# [TASK TO CARRY OUT]
Return every one of the following lines word for word, in the order given.
--- Start ---
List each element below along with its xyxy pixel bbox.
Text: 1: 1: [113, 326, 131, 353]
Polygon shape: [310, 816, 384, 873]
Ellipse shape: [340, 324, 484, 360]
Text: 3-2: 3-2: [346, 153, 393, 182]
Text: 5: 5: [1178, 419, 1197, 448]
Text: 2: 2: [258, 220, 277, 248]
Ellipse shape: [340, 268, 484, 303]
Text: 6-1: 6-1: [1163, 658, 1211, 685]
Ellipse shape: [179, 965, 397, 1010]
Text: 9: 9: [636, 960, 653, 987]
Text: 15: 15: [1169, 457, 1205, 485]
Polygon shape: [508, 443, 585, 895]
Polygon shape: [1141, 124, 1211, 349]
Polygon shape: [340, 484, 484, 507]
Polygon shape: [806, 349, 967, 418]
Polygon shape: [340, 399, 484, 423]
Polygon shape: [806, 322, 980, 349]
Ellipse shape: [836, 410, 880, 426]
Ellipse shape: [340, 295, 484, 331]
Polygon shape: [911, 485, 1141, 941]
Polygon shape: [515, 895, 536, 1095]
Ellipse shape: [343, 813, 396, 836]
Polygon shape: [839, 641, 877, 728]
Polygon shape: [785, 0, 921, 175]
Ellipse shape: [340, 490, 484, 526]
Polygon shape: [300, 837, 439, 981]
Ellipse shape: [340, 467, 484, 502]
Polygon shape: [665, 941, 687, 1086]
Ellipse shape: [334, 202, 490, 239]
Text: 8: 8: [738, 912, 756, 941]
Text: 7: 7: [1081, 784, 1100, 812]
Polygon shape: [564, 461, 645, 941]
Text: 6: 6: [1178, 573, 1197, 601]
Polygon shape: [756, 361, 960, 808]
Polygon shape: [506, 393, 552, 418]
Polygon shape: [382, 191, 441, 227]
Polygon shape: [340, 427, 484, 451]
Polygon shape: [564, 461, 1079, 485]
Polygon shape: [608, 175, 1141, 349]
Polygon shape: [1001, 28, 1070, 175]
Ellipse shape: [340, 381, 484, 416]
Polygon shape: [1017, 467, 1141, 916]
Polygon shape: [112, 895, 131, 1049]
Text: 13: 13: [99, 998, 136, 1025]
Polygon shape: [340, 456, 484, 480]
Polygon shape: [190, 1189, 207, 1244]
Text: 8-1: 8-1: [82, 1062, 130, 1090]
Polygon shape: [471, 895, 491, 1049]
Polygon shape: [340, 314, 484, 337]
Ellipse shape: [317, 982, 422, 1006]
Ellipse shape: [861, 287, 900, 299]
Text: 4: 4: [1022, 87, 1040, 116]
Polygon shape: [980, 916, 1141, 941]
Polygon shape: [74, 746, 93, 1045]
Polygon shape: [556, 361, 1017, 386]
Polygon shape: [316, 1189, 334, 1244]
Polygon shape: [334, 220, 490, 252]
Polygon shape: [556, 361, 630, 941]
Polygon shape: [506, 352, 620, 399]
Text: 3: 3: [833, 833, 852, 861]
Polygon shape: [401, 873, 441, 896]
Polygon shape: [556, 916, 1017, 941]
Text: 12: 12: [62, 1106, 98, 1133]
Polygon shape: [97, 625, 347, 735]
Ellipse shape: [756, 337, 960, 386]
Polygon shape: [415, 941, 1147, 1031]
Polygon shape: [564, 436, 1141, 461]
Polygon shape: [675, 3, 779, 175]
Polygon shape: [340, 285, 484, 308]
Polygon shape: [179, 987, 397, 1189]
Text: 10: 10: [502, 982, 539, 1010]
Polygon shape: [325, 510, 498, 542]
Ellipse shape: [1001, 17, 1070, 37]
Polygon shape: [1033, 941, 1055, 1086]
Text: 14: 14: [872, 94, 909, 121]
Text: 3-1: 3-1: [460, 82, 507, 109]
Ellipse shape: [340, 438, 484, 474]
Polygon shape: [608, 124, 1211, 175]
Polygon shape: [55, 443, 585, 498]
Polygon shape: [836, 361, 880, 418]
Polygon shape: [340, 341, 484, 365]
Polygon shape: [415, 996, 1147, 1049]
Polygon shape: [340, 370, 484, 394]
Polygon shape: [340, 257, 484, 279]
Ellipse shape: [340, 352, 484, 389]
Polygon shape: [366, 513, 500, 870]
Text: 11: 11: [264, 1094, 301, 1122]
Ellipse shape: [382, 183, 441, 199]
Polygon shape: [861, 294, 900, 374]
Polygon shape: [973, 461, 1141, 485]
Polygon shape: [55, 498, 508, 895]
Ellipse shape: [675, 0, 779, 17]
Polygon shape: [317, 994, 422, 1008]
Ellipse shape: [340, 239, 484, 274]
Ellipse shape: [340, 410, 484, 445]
--- End ---
# [THE REPLY]
List each element below along with its xyxy pixel bbox.
Text: 1: 1: [113, 326, 131, 353]
Polygon shape: [310, 816, 384, 873]
Ellipse shape: [340, 324, 484, 360]
Text: 3-2: 3-2: [346, 153, 393, 182]
Text: 5: 5: [1178, 419, 1197, 448]
Text: 2: 2: [258, 220, 277, 248]
Ellipse shape: [340, 268, 484, 303]
Text: 6-1: 6-1: [1163, 658, 1211, 685]
Ellipse shape: [179, 965, 397, 1010]
Text: 9: 9: [636, 960, 653, 987]
Text: 15: 15: [1169, 457, 1205, 485]
Polygon shape: [508, 443, 585, 895]
Polygon shape: [1141, 124, 1211, 349]
Polygon shape: [340, 484, 484, 507]
Polygon shape: [806, 349, 967, 418]
Polygon shape: [340, 399, 484, 423]
Polygon shape: [806, 322, 980, 349]
Ellipse shape: [836, 410, 880, 426]
Ellipse shape: [340, 295, 484, 331]
Polygon shape: [911, 485, 1141, 941]
Polygon shape: [515, 895, 536, 1095]
Ellipse shape: [343, 813, 396, 836]
Polygon shape: [839, 641, 877, 728]
Polygon shape: [785, 0, 921, 175]
Ellipse shape: [340, 490, 484, 526]
Polygon shape: [300, 837, 439, 981]
Ellipse shape: [340, 467, 484, 502]
Polygon shape: [665, 941, 687, 1086]
Ellipse shape: [334, 202, 490, 239]
Text: 8: 8: [738, 912, 756, 941]
Text: 7: 7: [1081, 784, 1100, 812]
Polygon shape: [564, 461, 645, 941]
Text: 6: 6: [1178, 573, 1197, 601]
Polygon shape: [756, 361, 960, 808]
Polygon shape: [506, 393, 552, 418]
Polygon shape: [382, 191, 441, 227]
Polygon shape: [340, 427, 484, 451]
Polygon shape: [564, 461, 1079, 485]
Polygon shape: [608, 175, 1141, 349]
Polygon shape: [1001, 28, 1070, 175]
Ellipse shape: [340, 381, 484, 416]
Polygon shape: [1017, 467, 1141, 916]
Polygon shape: [112, 895, 131, 1049]
Text: 13: 13: [99, 998, 136, 1025]
Polygon shape: [340, 456, 484, 480]
Polygon shape: [190, 1189, 207, 1244]
Text: 8-1: 8-1: [82, 1062, 130, 1090]
Polygon shape: [471, 895, 491, 1049]
Polygon shape: [340, 314, 484, 337]
Ellipse shape: [317, 982, 422, 1006]
Ellipse shape: [861, 287, 900, 299]
Text: 4: 4: [1022, 87, 1040, 116]
Polygon shape: [980, 916, 1141, 941]
Polygon shape: [74, 746, 93, 1045]
Polygon shape: [556, 361, 1017, 386]
Polygon shape: [316, 1189, 334, 1244]
Polygon shape: [334, 220, 490, 252]
Polygon shape: [556, 361, 630, 941]
Polygon shape: [506, 352, 620, 399]
Text: 3: 3: [833, 833, 852, 861]
Polygon shape: [401, 873, 441, 896]
Polygon shape: [556, 916, 1017, 941]
Text: 12: 12: [62, 1106, 98, 1133]
Polygon shape: [97, 625, 347, 735]
Ellipse shape: [756, 337, 960, 386]
Polygon shape: [415, 941, 1147, 1031]
Polygon shape: [564, 436, 1141, 461]
Polygon shape: [675, 3, 779, 175]
Polygon shape: [340, 285, 484, 308]
Polygon shape: [179, 987, 397, 1189]
Text: 10: 10: [502, 982, 539, 1010]
Polygon shape: [325, 510, 498, 542]
Ellipse shape: [1001, 17, 1070, 37]
Polygon shape: [1033, 941, 1055, 1086]
Text: 14: 14: [872, 94, 909, 121]
Text: 3-1: 3-1: [460, 82, 507, 109]
Ellipse shape: [340, 438, 484, 474]
Polygon shape: [608, 124, 1211, 175]
Polygon shape: [55, 443, 585, 498]
Polygon shape: [836, 361, 880, 418]
Polygon shape: [340, 341, 484, 365]
Polygon shape: [415, 996, 1147, 1049]
Polygon shape: [340, 370, 484, 394]
Polygon shape: [340, 257, 484, 279]
Ellipse shape: [340, 352, 484, 389]
Polygon shape: [366, 513, 500, 870]
Text: 11: 11: [264, 1094, 301, 1122]
Ellipse shape: [382, 183, 441, 199]
Polygon shape: [861, 294, 900, 374]
Polygon shape: [973, 461, 1141, 485]
Polygon shape: [55, 498, 508, 895]
Ellipse shape: [675, 0, 779, 17]
Polygon shape: [317, 994, 422, 1008]
Ellipse shape: [340, 239, 484, 274]
Ellipse shape: [340, 410, 484, 445]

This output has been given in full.